**Raw records**.

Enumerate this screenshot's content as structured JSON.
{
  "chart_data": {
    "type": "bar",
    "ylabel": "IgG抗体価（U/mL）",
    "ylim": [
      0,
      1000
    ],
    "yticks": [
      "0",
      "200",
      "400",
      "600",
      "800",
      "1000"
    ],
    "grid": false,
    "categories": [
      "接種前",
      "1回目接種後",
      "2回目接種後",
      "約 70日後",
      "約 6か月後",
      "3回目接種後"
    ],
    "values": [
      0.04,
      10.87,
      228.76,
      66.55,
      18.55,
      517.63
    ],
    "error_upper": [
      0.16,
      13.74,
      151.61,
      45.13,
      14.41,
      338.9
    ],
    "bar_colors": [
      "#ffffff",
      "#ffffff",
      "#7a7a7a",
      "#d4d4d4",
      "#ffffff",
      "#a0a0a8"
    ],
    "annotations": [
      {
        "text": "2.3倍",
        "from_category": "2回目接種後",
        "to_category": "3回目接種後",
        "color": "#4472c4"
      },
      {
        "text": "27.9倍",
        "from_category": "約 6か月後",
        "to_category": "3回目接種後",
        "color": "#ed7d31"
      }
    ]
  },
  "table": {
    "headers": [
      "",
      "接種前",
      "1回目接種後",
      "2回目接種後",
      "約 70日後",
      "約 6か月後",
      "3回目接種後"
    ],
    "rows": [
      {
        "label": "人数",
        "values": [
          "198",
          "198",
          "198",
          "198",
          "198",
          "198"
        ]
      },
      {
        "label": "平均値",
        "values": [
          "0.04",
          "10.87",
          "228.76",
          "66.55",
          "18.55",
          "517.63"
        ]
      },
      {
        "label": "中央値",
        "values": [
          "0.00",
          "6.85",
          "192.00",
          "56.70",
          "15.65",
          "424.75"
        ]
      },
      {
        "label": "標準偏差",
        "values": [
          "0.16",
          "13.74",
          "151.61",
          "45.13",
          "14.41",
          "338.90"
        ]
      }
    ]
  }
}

**Job**.
Please reproduce the entire listing, exactly as shown.

**Answer for the task**.
Enumerate this screenshot's content as structured JSON.
{
  "chart_data": {
    "type": "bar",
    "ylabel": "IgG抗体価（U/mL）",
    "ylim": [
      0,
      1000
    ],
    "yticks": [
      "0",
      "200",
      "400",
      "600",
      "800",
      "1000"
    ],
    "grid": false,
    "categories": [
      "接種前",
      "1回目接種後",
      "2回目接種後",
      "約 70日後",
      "約 6か月後",
      "3回目接種後"
    ],
    "values": [
      0.04,
      10.87,
      228.76,
      66.55,
      18.55,
      517.63
    ],
    "error_upper": [
      0.16,
      13.74,
      151.61,
      45.13,
      14.41,
      338.9
    ],
    "bar_colors": [
      "#ffffff",
      "#ffffff",
      "#7a7a7a",
      "#d4d4d4",
      "#ffffff",
      "#a0a0a8"
    ],
    "annotations": [
      {
        "text": "2.3倍",
        "from_category": "2回目接種後",
        "to_category": "3回目接種後",
        "color": "#4472c4"
      },
      {
        "text": "27.9倍",
        "from_category": "約 6か月後",
        "to_category": "3回目接種後",
        "color": "#ed7d31"
      }
    ]
  },
  "table": {
    "headers": [
      "",
      "接種前",
      "1回目接種後",
      "2回目接種後",
      "約 70日後",
      "約 6か月後",
      "3回目接種後"
    ],
    "rows": [
      {
        "label": "人数",
        "values": [
          "198",
          "198",
          "198",
          "198",
          "198",
          "198"
        ]
      },
      {
        "label": "平均値",
        "values": [
          "0.04",
          "10.87",
          "228.76",
          "66.55",
          "18.55",
          "517.63"
        ]
      },
      {
        "label": "中央値",
        "values": [
          "0.00",
          "6.85",
          "192.00",
          "56.70",
          "15.65",
          "424.75"
        ]
      },
      {
        "label": "標準偏差",
        "values": [
          "0.16",
          "13.74",
          "151.61",
          "45.13",
          "14.41",
          "338.90"
        ]
      }
    ]
  }
}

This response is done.